## Data extract
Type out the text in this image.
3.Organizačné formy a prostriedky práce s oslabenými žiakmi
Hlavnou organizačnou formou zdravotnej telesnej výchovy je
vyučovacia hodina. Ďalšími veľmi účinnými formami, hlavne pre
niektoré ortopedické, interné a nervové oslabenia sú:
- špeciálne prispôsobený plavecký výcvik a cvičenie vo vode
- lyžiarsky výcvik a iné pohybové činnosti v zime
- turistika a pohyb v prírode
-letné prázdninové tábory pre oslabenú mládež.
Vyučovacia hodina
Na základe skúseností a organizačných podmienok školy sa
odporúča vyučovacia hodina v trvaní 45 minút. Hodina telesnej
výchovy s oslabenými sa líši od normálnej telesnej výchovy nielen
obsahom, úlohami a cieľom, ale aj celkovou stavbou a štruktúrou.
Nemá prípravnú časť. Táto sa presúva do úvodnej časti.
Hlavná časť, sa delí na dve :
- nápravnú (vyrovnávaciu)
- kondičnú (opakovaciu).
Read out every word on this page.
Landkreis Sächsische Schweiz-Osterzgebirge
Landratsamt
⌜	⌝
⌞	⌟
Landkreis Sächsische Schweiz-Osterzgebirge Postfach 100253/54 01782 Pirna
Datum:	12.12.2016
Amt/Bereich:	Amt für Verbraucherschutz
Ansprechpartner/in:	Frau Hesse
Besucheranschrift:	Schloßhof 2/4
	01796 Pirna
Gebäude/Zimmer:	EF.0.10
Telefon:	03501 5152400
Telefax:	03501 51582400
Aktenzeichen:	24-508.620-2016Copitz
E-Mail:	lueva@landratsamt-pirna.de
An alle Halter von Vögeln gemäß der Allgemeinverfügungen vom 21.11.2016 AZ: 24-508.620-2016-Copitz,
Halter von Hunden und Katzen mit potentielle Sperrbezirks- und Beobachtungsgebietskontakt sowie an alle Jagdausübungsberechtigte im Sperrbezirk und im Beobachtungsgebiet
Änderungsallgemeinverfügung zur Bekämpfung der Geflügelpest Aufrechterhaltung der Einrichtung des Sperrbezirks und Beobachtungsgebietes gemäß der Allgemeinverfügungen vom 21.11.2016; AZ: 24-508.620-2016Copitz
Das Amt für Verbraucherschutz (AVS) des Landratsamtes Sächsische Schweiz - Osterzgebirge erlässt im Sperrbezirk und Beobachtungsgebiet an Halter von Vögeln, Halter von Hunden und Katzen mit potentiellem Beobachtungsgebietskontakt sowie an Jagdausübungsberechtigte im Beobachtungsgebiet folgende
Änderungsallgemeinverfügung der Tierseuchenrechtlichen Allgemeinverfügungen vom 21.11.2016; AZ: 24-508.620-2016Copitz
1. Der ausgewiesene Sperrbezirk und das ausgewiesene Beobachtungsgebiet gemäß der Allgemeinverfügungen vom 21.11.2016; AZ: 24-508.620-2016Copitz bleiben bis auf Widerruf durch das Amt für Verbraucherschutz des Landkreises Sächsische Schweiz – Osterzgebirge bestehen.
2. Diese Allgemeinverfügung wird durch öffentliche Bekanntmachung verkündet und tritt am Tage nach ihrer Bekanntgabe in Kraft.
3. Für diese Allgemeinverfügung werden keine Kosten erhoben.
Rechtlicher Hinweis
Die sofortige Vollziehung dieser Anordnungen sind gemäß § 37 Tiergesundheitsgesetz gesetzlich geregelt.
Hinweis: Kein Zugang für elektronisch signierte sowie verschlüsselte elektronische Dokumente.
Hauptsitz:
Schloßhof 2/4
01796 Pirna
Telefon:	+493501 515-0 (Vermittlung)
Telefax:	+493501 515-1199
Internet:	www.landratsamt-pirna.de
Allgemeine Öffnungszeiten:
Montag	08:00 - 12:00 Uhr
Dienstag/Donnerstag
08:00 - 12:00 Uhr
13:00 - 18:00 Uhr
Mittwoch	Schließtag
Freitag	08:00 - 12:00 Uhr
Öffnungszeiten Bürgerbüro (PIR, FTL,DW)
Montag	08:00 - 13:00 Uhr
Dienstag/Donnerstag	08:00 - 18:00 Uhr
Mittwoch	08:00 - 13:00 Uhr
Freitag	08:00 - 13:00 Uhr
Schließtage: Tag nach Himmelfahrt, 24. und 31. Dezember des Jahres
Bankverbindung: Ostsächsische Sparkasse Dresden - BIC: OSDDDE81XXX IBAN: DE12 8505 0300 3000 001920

## Short task
Copy out all lines from the material above that contain the string "this".

## Complete output
Type out the text in this image.
Read out every word on this page.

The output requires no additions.